Data entries =

·····

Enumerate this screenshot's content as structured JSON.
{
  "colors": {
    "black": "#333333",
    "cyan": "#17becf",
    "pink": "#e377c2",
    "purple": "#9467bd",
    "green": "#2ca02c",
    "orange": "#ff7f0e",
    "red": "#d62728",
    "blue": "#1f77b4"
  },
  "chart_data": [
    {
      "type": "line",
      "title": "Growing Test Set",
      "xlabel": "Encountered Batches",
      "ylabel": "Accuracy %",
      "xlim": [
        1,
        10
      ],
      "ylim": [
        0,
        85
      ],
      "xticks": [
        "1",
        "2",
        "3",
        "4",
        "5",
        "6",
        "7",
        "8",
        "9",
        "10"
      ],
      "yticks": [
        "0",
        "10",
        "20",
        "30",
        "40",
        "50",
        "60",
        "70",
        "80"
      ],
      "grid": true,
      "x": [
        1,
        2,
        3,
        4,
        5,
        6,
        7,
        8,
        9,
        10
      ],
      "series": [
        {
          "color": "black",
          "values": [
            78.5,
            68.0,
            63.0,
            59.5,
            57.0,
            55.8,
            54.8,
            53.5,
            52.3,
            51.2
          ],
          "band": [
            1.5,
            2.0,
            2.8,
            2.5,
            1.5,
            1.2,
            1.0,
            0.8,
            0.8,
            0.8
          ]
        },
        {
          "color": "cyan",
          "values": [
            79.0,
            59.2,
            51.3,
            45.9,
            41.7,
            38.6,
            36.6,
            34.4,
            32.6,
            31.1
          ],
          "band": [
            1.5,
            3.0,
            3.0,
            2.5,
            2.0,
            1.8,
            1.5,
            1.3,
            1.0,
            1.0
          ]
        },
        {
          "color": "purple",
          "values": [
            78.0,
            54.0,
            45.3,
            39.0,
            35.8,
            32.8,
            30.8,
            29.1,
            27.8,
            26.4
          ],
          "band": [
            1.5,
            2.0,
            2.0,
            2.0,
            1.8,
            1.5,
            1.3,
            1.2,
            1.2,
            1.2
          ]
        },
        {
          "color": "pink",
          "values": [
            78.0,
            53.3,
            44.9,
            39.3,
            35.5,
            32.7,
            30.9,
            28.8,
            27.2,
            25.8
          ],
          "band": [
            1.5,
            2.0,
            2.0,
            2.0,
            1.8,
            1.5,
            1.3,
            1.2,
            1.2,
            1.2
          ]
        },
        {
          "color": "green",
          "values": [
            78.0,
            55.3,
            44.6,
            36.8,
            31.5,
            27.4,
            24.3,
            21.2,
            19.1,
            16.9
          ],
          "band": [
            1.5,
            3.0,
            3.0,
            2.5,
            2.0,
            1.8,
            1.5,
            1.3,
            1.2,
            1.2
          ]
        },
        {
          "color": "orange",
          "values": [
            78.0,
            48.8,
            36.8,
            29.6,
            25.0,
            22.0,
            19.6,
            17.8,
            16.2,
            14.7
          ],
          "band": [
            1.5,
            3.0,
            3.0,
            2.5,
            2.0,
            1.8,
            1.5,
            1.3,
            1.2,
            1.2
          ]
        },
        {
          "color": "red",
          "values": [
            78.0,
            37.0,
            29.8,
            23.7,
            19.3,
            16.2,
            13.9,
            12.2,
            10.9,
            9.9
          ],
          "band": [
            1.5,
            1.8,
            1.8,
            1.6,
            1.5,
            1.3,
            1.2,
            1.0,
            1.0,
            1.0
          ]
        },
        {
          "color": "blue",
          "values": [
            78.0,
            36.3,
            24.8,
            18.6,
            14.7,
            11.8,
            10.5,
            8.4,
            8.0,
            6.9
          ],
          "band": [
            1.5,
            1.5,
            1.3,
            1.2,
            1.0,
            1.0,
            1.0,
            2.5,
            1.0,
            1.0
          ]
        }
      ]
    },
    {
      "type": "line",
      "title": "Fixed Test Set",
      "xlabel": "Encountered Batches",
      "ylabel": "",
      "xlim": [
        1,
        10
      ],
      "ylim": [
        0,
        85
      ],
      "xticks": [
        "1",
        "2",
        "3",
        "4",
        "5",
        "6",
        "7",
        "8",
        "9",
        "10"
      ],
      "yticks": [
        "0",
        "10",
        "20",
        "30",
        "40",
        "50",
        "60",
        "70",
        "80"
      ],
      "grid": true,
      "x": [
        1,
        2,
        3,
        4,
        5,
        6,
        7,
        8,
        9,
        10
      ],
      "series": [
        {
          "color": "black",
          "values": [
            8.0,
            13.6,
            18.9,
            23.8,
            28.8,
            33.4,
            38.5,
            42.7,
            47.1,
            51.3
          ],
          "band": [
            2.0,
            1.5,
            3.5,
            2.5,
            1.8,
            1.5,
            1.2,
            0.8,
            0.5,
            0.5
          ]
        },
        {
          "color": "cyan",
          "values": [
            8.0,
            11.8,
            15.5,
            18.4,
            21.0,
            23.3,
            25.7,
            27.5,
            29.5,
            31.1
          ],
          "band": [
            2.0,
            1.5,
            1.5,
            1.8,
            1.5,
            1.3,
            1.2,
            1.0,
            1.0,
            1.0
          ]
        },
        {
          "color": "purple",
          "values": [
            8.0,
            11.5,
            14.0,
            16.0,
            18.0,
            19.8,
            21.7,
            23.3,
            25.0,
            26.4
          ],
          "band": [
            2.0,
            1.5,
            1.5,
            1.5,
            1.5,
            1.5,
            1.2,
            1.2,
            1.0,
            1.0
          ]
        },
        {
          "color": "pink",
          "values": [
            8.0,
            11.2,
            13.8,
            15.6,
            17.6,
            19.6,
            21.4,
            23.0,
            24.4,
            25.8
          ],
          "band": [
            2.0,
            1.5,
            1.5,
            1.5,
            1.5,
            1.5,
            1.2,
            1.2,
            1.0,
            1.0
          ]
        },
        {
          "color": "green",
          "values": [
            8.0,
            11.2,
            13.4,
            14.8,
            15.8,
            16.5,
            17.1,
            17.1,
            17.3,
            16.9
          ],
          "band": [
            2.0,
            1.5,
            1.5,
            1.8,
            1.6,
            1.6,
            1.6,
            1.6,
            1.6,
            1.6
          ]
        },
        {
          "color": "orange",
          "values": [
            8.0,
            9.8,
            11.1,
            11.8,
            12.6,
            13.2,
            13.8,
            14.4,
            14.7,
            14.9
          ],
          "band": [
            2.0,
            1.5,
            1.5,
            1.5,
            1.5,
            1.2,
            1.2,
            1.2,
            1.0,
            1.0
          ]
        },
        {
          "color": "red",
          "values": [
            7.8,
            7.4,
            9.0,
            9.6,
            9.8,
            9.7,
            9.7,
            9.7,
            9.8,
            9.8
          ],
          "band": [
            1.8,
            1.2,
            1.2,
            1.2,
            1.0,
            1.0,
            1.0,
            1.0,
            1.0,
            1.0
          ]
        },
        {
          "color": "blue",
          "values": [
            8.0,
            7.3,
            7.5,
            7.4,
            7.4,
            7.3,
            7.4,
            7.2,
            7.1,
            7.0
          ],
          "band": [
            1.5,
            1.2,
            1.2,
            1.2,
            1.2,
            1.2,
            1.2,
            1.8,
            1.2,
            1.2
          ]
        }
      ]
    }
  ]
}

·····

WORK TO DO = Pull out all lines from the entries above that include the word "Test".

EXERCISE SOLUTION =
      "title": "Growing Test Set",
      "title": "Fixed Test Set",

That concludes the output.